Required task: Transcribe the listing in full, excluding any pictures.

Dataset content:
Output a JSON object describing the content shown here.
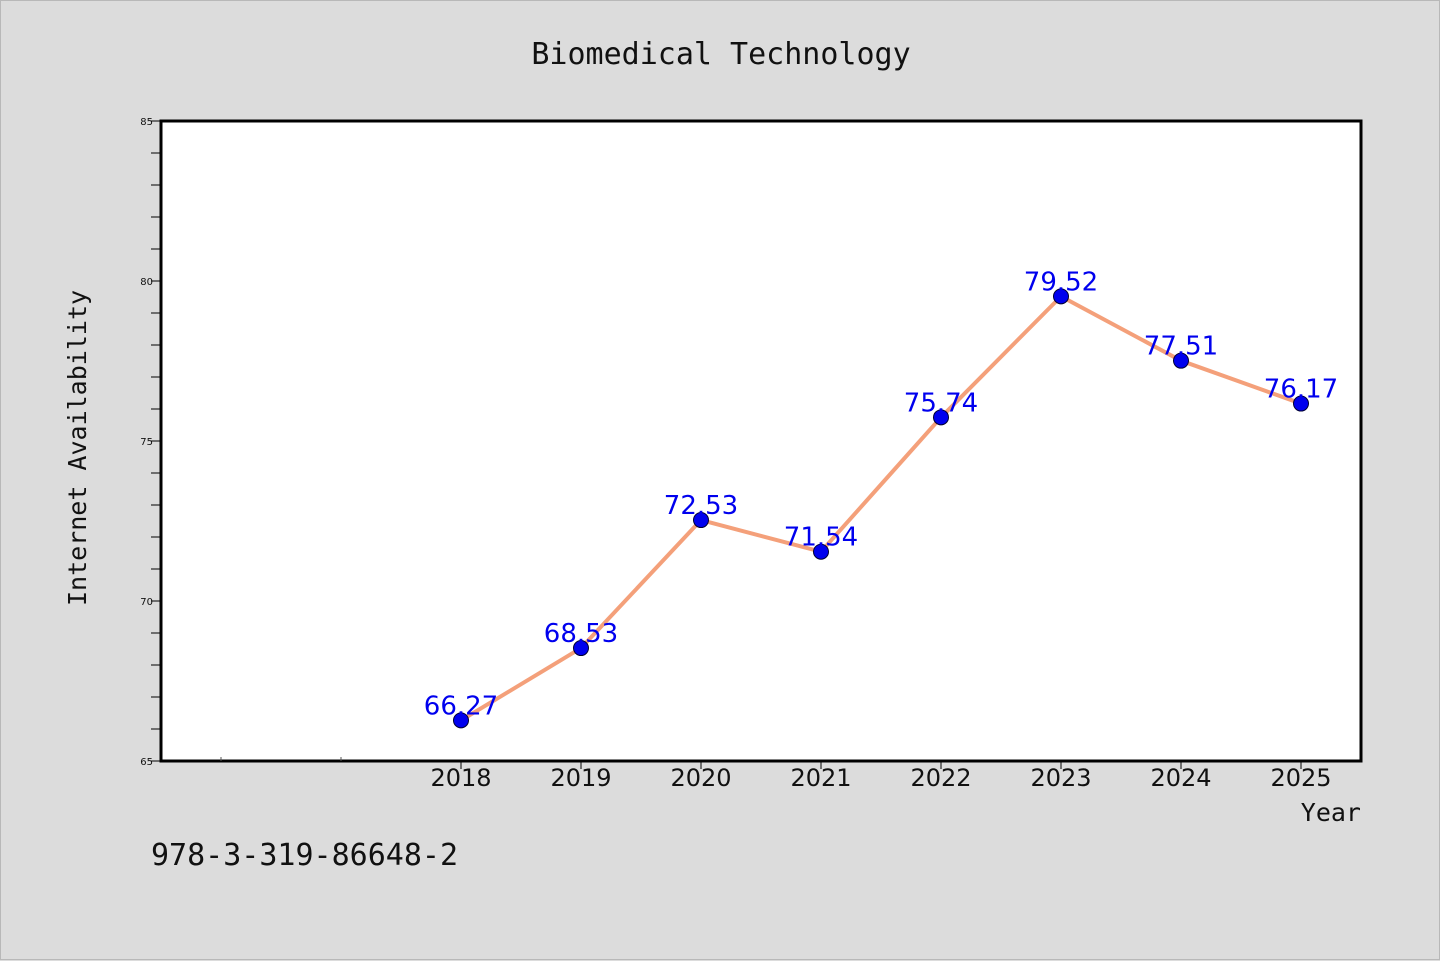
{
  "chart_data": {
    "type": "line",
    "title": "Biomedical Technology",
    "xlabel": "Year",
    "ylabel": "Internet Availability",
    "categories": [
      "2018",
      "2019",
      "2020",
      "2021",
      "2022",
      "2023",
      "2024",
      "2025"
    ],
    "series": [
      {
        "values": [
          66.27,
          68.53,
          72.53,
          71.54,
          75.74,
          79.52,
          77.51,
          76.17
        ],
        "data_labels": [
          "66.27",
          "68.53",
          "72.53",
          "71.54",
          "75.74",
          "79.52",
          "77.51",
          "76.17"
        ]
      }
    ],
    "ylim": [
      65,
      85
    ],
    "yticks": [
      65,
      70,
      75,
      80,
      85
    ],
    "yticks_labels": [
      "65",
      "70",
      "75",
      "80",
      "85"
    ],
    "grid": false,
    "colors": {
      "line": "#f4a07a",
      "marker": "#0000ee",
      "data_label": "#0000ee",
      "plot_background": "#ffffff",
      "page_background": "#dcdcdc"
    }
  },
  "footnote": "978-3-319-86648-2"
}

Complete response:
Output a JSON object describing the content shown here.
{
  "chart_data": {
    "type": "line",
    "title": "Biomedical Technology",
    "xlabel": "Year",
    "ylabel": "Internet Availability",
    "categories": [
      "2018",
      "2019",
      "2020",
      "2021",
      "2022",
      "2023",
      "2024",
      "2025"
    ],
    "series": [
      {
        "values": [
          66.27,
          68.53,
          72.53,
          71.54,
          75.74,
          79.52,
          77.51,
          76.17
        ],
        "data_labels": [
          "66.27",
          "68.53",
          "72.53",
          "71.54",
          "75.74",
          "79.52",
          "77.51",
          "76.17"
        ]
      }
    ],
    "ylim": [
      65,
      85
    ],
    "yticks": [
      65,
      70,
      75,
      80,
      85
    ],
    "yticks_labels": [
      "65",
      "70",
      "75",
      "80",
      "85"
    ],
    "grid": false,
    "colors": {
      "line": "#f4a07a",
      "marker": "#0000ee",
      "data_label": "#0000ee",
      "plot_background": "#ffffff",
      "page_background": "#dcdcdc"
    }
  },
  "footnote": "978-3-319-86648-2"
}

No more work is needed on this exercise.